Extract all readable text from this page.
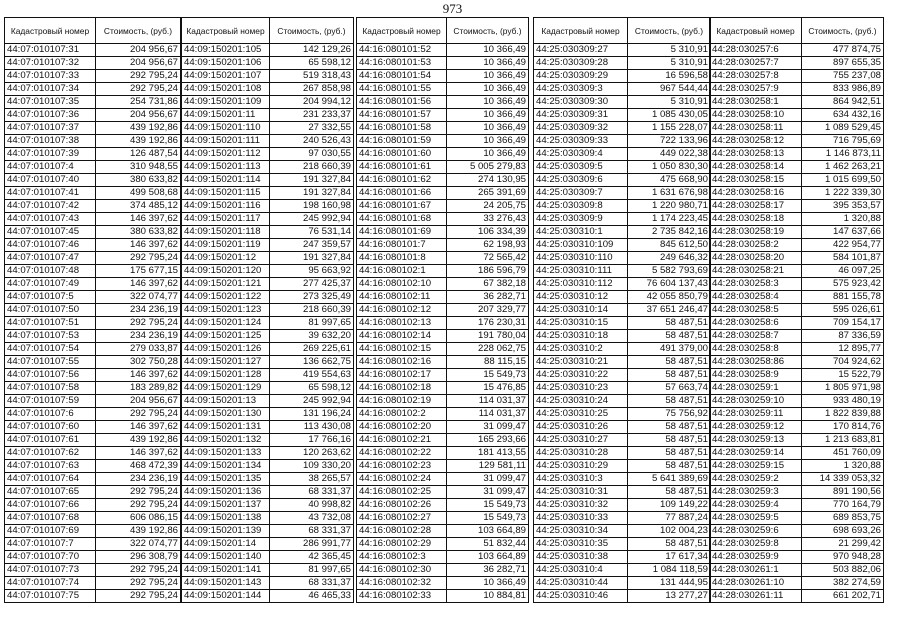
973
Кадастровый номер	Стоимость, (руб.)
44:07:010107:31	204 956,67
44:07:010107:32	204 956,67
44:07:010107:33	292 795,24
44:07:010107:34	292 795,24
44:07:010107:35	254 731,86
44:07:010107:36	204 956,67
44:07:010107:37	439 192,86
44:07:010107:38	439 192,86
44:07:010107:39	126 487,54
44:07:010107:4	310 948,55
44:07:010107:40	380 633,82
44:07:010107:41	499 508,68
44:07:010107:42	374 485,12
44:07:010107:43	146 397,62
44:07:010107:45	380 633,82
44:07:010107:46	146 397,62
44:07:010107:47	292 795,24
44:07:010107:48	175 677,15
44:07:010107:49	146 397,62
44:07:010107:5	322 074,77
44:07:010107:50	234 236,19
44:07:010107:51	292 795,24
44:07:010107:53	234 236,19
44:07:010107:54	279 033,87
44:07:010107:55	302 750,28
44:07:010107:56	146 397,62
44:07:010107:58	183 289,82
44:07:010107:59	204 956,67
44:07:010107:6	292 795,24
44:07:010107:60	146 397,62
44:07:010107:61	439 192,86
44:07:010107:62	146 397,62
44:07:010107:63	468 472,39
44:07:010107:64	234 236,19
44:07:010107:65	292 795,24
44:07:010107:66	292 795,24
44:07:010107:68	606 086,15
44:07:010107:69	439 192,86
44:07:010107:7	322 074,77
44:07:010107:70	296 308,79
44:07:010107:73	292 795,24
44:07:010107:74	292 795,24
44:07:010107:75	292 795,24
Кадастровый номер	Стоимость, (руб.)
44:09:150201:105	142 129,26
44:09:150201:106	65 598,12
44:09:150201:107	519 318,43
44:09:150201:108	267 858,98
44:09:150201:109	204 994,12
44:09:150201:11	231 233,37
44:09:150201:110	27 332,55
44:09:150201:111	240 526,43
44:09:150201:112	97 030,55
44:09:150201:113	218 660,39
44:09:150201:114	191 327,84
44:09:150201:115	191 327,84
44:09:150201:116	198 160,98
44:09:150201:117	245 992,94
44:09:150201:118	76 531,14
44:09:150201:119	247 359,57
44:09:150201:12	191 327,84
44:09:150201:120	95 663,92
44:09:150201:121	277 425,37
44:09:150201:122	273 325,49
44:09:150201:123	218 660,39
44:09:150201:124	81 997,65
44:09:150201:125	39 632,20
44:09:150201:126	269 225,61
44:09:150201:127	136 662,75
44:09:150201:128	419 554,63
44:09:150201:129	65 598,12
44:09:150201:13	245 992,94
44:09:150201:130	131 196,24
44:09:150201:131	113 430,08
44:09:150201:132	17 766,16
44:09:150201:133	120 263,62
44:09:150201:134	109 330,20
44:09:150201:135	38 265,57
44:09:150201:136	68 331,37
44:09:150201:137	40 998,82
44:09:150201:138	43 732,08
44:09:150201:139	68 331,37
44:09:150201:14	286 991,77
44:09:150201:140	42 365,45
44:09:150201:141	81 997,65
44:09:150201:143	68 331,37
44:09:150201:144	46 465,33
Кадастровый номер	Стоимость, (руб.)
44:16:080101:52	10 366,49
44:16:080101:53	10 366,49
44:16:080101:54	10 366,49
44:16:080101:55	10 366,49
44:16:080101:56	10 366,49
44:16:080101:57	10 366,49
44:16:080101:58	10 366,49
44:16:080101:59	10 366,49
44:16:080101:60	10 366,49
44:16:080101:61	5 005 279,83
44:16:080101:62	274 130,95
44:16:080101:66	265 391,69
44:16:080101:67	24 205,75
44:16:080101:68	33 276,43
44:16:080101:69	106 334,39
44:16:080101:7	62 198,93
44:16:080101:8	72 565,42
44:16:080102:1	186 596,79
44:16:080102:10	67 382,18
44:16:080102:11	36 282,71
44:16:080102:12	207 329,77
44:16:080102:13	176 230,31
44:16:080102:14	191 780,04
44:16:080102:15	228 062,75
44:16:080102:16	88 115,15
44:16:080102:17	15 549,73
44:16:080102:18	15 476,85
44:16:080102:19	114 031,37
44:16:080102:2	114 031,37
44:16:080102:20	31 099,47
44:16:080102:21	165 293,66
44:16:080102:22	181 413,55
44:16:080102:23	129 581,11
44:16:080102:24	31 099,47
44:16:080102:25	31 099,47
44:16:080102:26	15 549,73
44:16:080102:27	15 549,73
44:16:080102:28	103 664,89
44:16:080102:29	51 832,44
44:16:080102:3	103 664,89
44:16:080102:30	36 282,71
44:16:080102:32	10 366,49
44:16:080102:33	10 884,81
Кадастровый номер	Стоимость, (руб.)
44:25:030309:27	5 310,91
44:25:030309:28	5 310,91
44:25:030309:29	16 596,58
44:25:030309:3	967 544,44
44:25:030309:30	5 310,91
44:25:030309:31	1 085 430,05
44:25:030309:32	1 155 228,07
44:25:030309:33	722 133,96
44:25:030309:4	449 022,38
44:25:030309:5	1 050 830,30
44:25:030309:6	475 668,90
44:25:030309:7	1 631 676,98
44:25:030309:8	1 220 980,71
44:25:030309:9	1 174 223,45
44:25:030310:1	2 735 842,16
44:25:030310:109	845 612,50
44:25:030310:110	249 646,32
44:25:030310:111	5 582 793,69
44:25:030310:112	76 604 137,43
44:25:030310:12	42 055 850,79
44:25:030310:14	37 651 246,47
44:25:030310:15	58 487,51
44:25:030310:18	58 487,51
44:25:030310:2	491 379,00
44:25:030310:21	58 487,51
44:25:030310:22	58 487,51
44:25:030310:23	57 663,74
44:25:030310:24	58 487,51
44:25:030310:25	75 756,92
44:25:030310:26	58 487,51
44:25:030310:27	58 487,51
44:25:030310:28	58 487,51
44:25:030310:29	58 487,51
44:25:030310:3	5 641 389,69
44:25:030310:31	58 487,51
44:25:030310:32	109 149,22
44:25:030310:33	77 887,24
44:25:030310:34	102 004,23
44:25:030310:35	58 487,51
44:25:030310:38	17 617,34
44:25:030310:4	1 084 118,59
44:25:030310:44	131 444,95
44:25:030310:46	13 277,27
Кадастровый номер	Стоимость, (руб.)
44:28:030257:6	477 874,75
44:28:030257:7	897 655,35
44:28:030257:8	755 237,08
44:28:030257:9	833 986,89
44:28:030258:1	864 942,51
44:28:030258:10	634 432,16
44:28:030258:11	1 089 529,45
44:28:030258:12	716 795,69
44:28:030258:13	1 146 873,11
44:28:030258:14	1 462 263,21
44:28:030258:15	1 015 699,50
44:28:030258:16	1 222 339,30
44:28:030258:17	395 353,57
44:28:030258:18	1 320,88
44:28:030258:19	147 637,66
44:28:030258:2	422 954,77
44:28:030258:20	584 101,87
44:28:030258:21	46 097,25
44:28:030258:3	575 923,42
44:28:030258:4	881 155,78
44:28:030258:5	595 026,61
44:28:030258:6	709 154,17
44:28:030258:7	87 336,59
44:28:030258:8	12 895,77
44:28:030258:86	704 924,62
44:28:030258:9	15 522,79
44:28:030259:1	1 805 971,98
44:28:030259:10	933 480,19
44:28:030259:11	1 822 839,88
44:28:030259:12	170 814,76
44:28:030259:13	1 213 683,81
44:28:030259:14	451 760,09
44:28:030259:15	1 320,88
44:28:030259:2	14 339 053,32
44:28:030259:3	891 190,56
44:28:030259:4	770 164,79
44:28:030259:5	689 853,75
44:28:030259:6	698 693,26
44:28:030259:8	21 299,42
44:28:030259:9	970 948,28
44:28:030261:1	503 882,06
44:28:030261:10	382 274,59
44:28:030261:11	661 202,71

● **Set problem**
Take the records above and transcribe them exactly, dropping every picture.

● **Result of the task**
Extract all readable text from this page.
973
Кадастровый номер	Стоимость, (руб.)
44:07:010107:31	204 956,67
44:07:010107:32	204 956,67
44:07:010107:33	292 795,24
44:07:010107:34	292 795,24
44:07:010107:35	254 731,86
44:07:010107:36	204 956,67
44:07:010107:37	439 192,86
44:07:010107:38	439 192,86
44:07:010107:39	126 487,54
44:07:010107:4	310 948,55
44:07:010107:40	380 633,82
44:07:010107:41	499 508,68
44:07:010107:42	374 485,12
44:07:010107:43	146 397,62
44:07:010107:45	380 633,82
44:07:010107:46	146 397,62
44:07:010107:47	292 795,24
44:07:010107:48	175 677,15
44:07:010107:49	146 397,62
44:07:010107:5	322 074,77
44:07:010107:50	234 236,19
44:07:010107:51	292 795,24
44:07:010107:53	234 236,19
44:07:010107:54	279 033,87
44:07:010107:55	302 750,28
44:07:010107:56	146 397,62
44:07:010107:58	183 289,82
44:07:010107:59	204 956,67
44:07:010107:6	292 795,24
44:07:010107:60	146 397,62
44:07:010107:61	439 192,86
44:07:010107:62	146 397,62
44:07:010107:63	468 472,39
44:07:010107:64	234 236,19
44:07:010107:65	292 795,24
44:07:010107:66	292 795,24
44:07:010107:68	606 086,15
44:07:010107:69	439 192,86
44:07:010107:7	322 074,77
44:07:010107:70	296 308,79
44:07:010107:73	292 795,24
44:07:010107:74	292 795,24
44:07:010107:75	292 795,24
Кадастровый номер	Стоимость, (руб.)
44:09:150201:105	142 129,26
44:09:150201:106	65 598,12
44:09:150201:107	519 318,43
44:09:150201:108	267 858,98
44:09:150201:109	204 994,12
44:09:150201:11	231 233,37
44:09:150201:110	27 332,55
44:09:150201:111	240 526,43
44:09:150201:112	97 030,55
44:09:150201:113	218 660,39
44:09:150201:114	191 327,84
44:09:150201:115	191 327,84
44:09:150201:116	198 160,98
44:09:150201:117	245 992,94
44:09:150201:118	76 531,14
44:09:150201:119	247 359,57
44:09:150201:12	191 327,84
44:09:150201:120	95 663,92
44:09:150201:121	277 425,37
44:09:150201:122	273 325,49
44:09:150201:123	218 660,39
44:09:150201:124	81 997,65
44:09:150201:125	39 632,20
44:09:150201:126	269 225,61
44:09:150201:127	136 662,75
44:09:150201:128	419 554,63
44:09:150201:129	65 598,12
44:09:150201:13	245 992,94
44:09:150201:130	131 196,24
44:09:150201:131	113 430,08
44:09:150201:132	17 766,16
44:09:150201:133	120 263,62
44:09:150201:134	109 330,20
44:09:150201:135	38 265,57
44:09:150201:136	68 331,37
44:09:150201:137	40 998,82
44:09:150201:138	43 732,08
44:09:150201:139	68 331,37
44:09:150201:14	286 991,77
44:09:150201:140	42 365,45
44:09:150201:141	81 997,65
44:09:150201:143	68 331,37
44:09:150201:144	46 465,33
Кадастровый номер	Стоимость, (руб.)
44:16:080101:52	10 366,49
44:16:080101:53	10 366,49
44:16:080101:54	10 366,49
44:16:080101:55	10 366,49
44:16:080101:56	10 366,49
44:16:080101:57	10 366,49
44:16:080101:58	10 366,49
44:16:080101:59	10 366,49
44:16:080101:60	10 366,49
44:16:080101:61	5 005 279,83
44:16:080101:62	274 130,95
44:16:080101:66	265 391,69
44:16:080101:67	24 205,75
44:16:080101:68	33 276,43
44:16:080101:69	106 334,39
44:16:080101:7	62 198,93
44:16:080101:8	72 565,42
44:16:080102:1	186 596,79
44:16:080102:10	67 382,18
44:16:080102:11	36 282,71
44:16:080102:12	207 329,77
44:16:080102:13	176 230,31
44:16:080102:14	191 780,04
44:16:080102:15	228 062,75
44:16:080102:16	88 115,15
44:16:080102:17	15 549,73
44:16:080102:18	15 476,85
44:16:080102:19	114 031,37
44:16:080102:2	114 031,37
44:16:080102:20	31 099,47
44:16:080102:21	165 293,66
44:16:080102:22	181 413,55
44:16:080102:23	129 581,11
44:16:080102:24	31 099,47
44:16:080102:25	31 099,47
44:16:080102:26	15 549,73
44:16:080102:27	15 549,73
44:16:080102:28	103 664,89
44:16:080102:29	51 832,44
44:16:080102:3	103 664,89
44:16:080102:30	36 282,71
44:16:080102:32	10 366,49
44:16:080102:33	10 884,81
Кадастровый номер	Стоимость, (руб.)
44:25:030309:27	5 310,91
44:25:030309:28	5 310,91
44:25:030309:29	16 596,58
44:25:030309:3	967 544,44
44:25:030309:30	5 310,91
44:25:030309:31	1 085 430,05
44:25:030309:32	1 155 228,07
44:25:030309:33	722 133,96
44:25:030309:4	449 022,38
44:25:030309:5	1 050 830,30
44:25:030309:6	475 668,90
44:25:030309:7	1 631 676,98
44:25:030309:8	1 220 980,71
44:25:030309:9	1 174 223,45
44:25:030310:1	2 735 842,16
44:25:030310:109	845 612,50
44:25:030310:110	249 646,32
44:25:030310:111	5 582 793,69
44:25:030310:112	76 604 137,43
44:25:030310:12	42 055 850,79
44:25:030310:14	37 651 246,47
44:25:030310:15	58 487,51
44:25:030310:18	58 487,51
44:25:030310:2	491 379,00
44:25:030310:21	58 487,51
44:25:030310:22	58 487,51
44:25:030310:23	57 663,74
44:25:030310:24	58 487,51
44:25:030310:25	75 756,92
44:25:030310:26	58 487,51
44:25:030310:27	58 487,51
44:25:030310:28	58 487,51
44:25:030310:29	58 487,51
44:25:030310:3	5 641 389,69
44:25:030310:31	58 487,51
44:25:030310:32	109 149,22
44:25:030310:33	77 887,24
44:25:030310:34	102 004,23
44:25:030310:35	58 487,51
44:25:030310:38	17 617,34
44:25:030310:4	1 084 118,59
44:25:030310:44	131 444,95
44:25:030310:46	13 277,27
Кадастровый номер	Стоимость, (руб.)
44:28:030257:6	477 874,75
44:28:030257:7	897 655,35
44:28:030257:8	755 237,08
44:28:030257:9	833 986,89
44:28:030258:1	864 942,51
44:28:030258:10	634 432,16
44:28:030258:11	1 089 529,45
44:28:030258:12	716 795,69
44:28:030258:13	1 146 873,11
44:28:030258:14	1 462 263,21
44:28:030258:15	1 015 699,50
44:28:030258:16	1 222 339,30
44:28:030258:17	395 353,57
44:28:030258:18	1 320,88
44:28:030258:19	147 637,66
44:28:030258:2	422 954,77
44:28:030258:20	584 101,87
44:28:030258:21	46 097,25
44:28:030258:3	575 923,42
44:28:030258:4	881 155,78
44:28:030258:5	595 026,61
44:28:030258:6	709 154,17
44:28:030258:7	87 336,59
44:28:030258:8	12 895,77
44:28:030258:86	704 924,62
44:28:030258:9	15 522,79
44:28:030259:1	1 805 971,98
44:28:030259:10	933 480,19
44:28:030259:11	1 822 839,88
44:28:030259:12	170 814,76
44:28:030259:13	1 213 683,81
44:28:030259:14	451 760,09
44:28:030259:15	1 320,88
44:28:030259:2	14 339 053,32
44:28:030259:3	891 190,56
44:28:030259:4	770 164,79
44:28:030259:5	689 853,75
44:28:030259:6	698 693,26
44:28:030259:8	21 299,42
44:28:030259:9	970 948,28
44:28:030261:1	503 882,06
44:28:030261:10	382 274,59
44:28:030261:11	661 202,71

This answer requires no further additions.